- _Do this_: Locate the word "Trình" in the data below, then copy every line that holds it.
**********
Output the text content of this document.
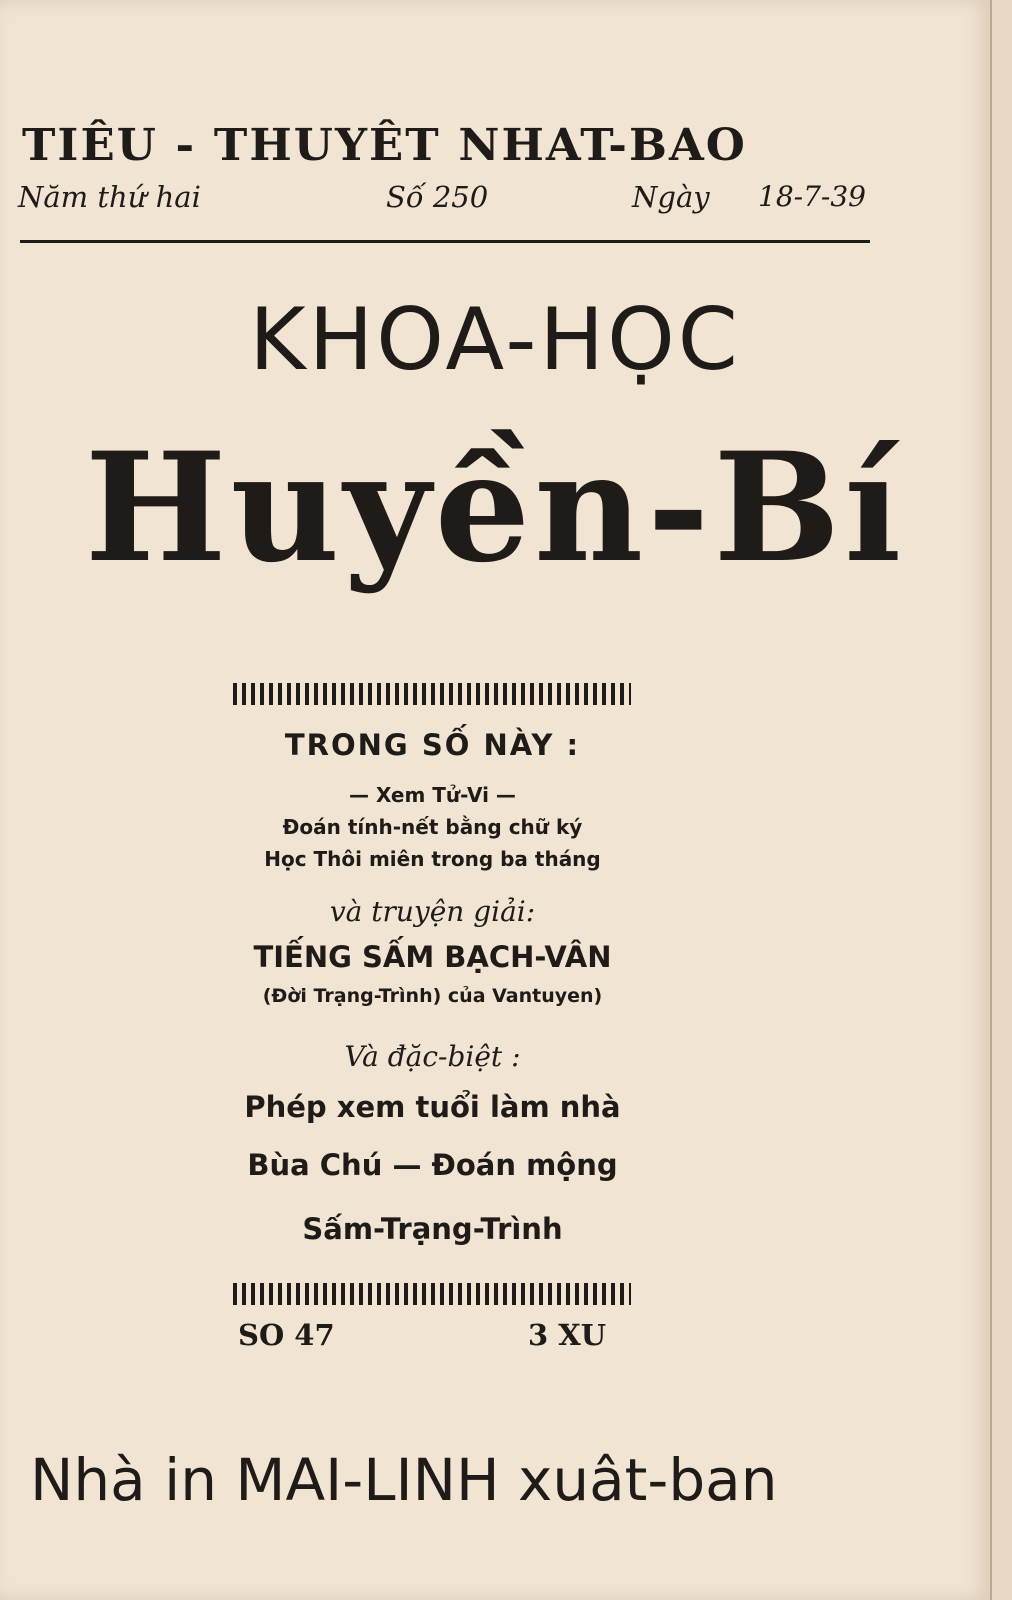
TIÊU - THUYÊT NHAT-BAO
Năm thứ hai	Số 250	Ngày 18-7-39
KHOA-HỌC
Huyền-Bí
TRONG SỐ NÀY :
— Xem Tử-Vi —
Đoán tính-nết bằng chữ ký
Học Thôi miên trong ba tháng
và truyện giải:
TIẾNG SẤM BẠCH-VÂN
(Đời Trạng-Trình) của Vantuyen)
Và đặc-biệt :
Phép xem tuổi làm nhà
Bùa Chú — Đoán mộng
Sấm-Trạng-Trình
SO 47	3 XU
Nhà in MAI-LINH xuât-ban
**********
- _Output of the exercise_:
(Đời Trạng-Trình) của Vantuyen)
Sấm-Trạng-Trình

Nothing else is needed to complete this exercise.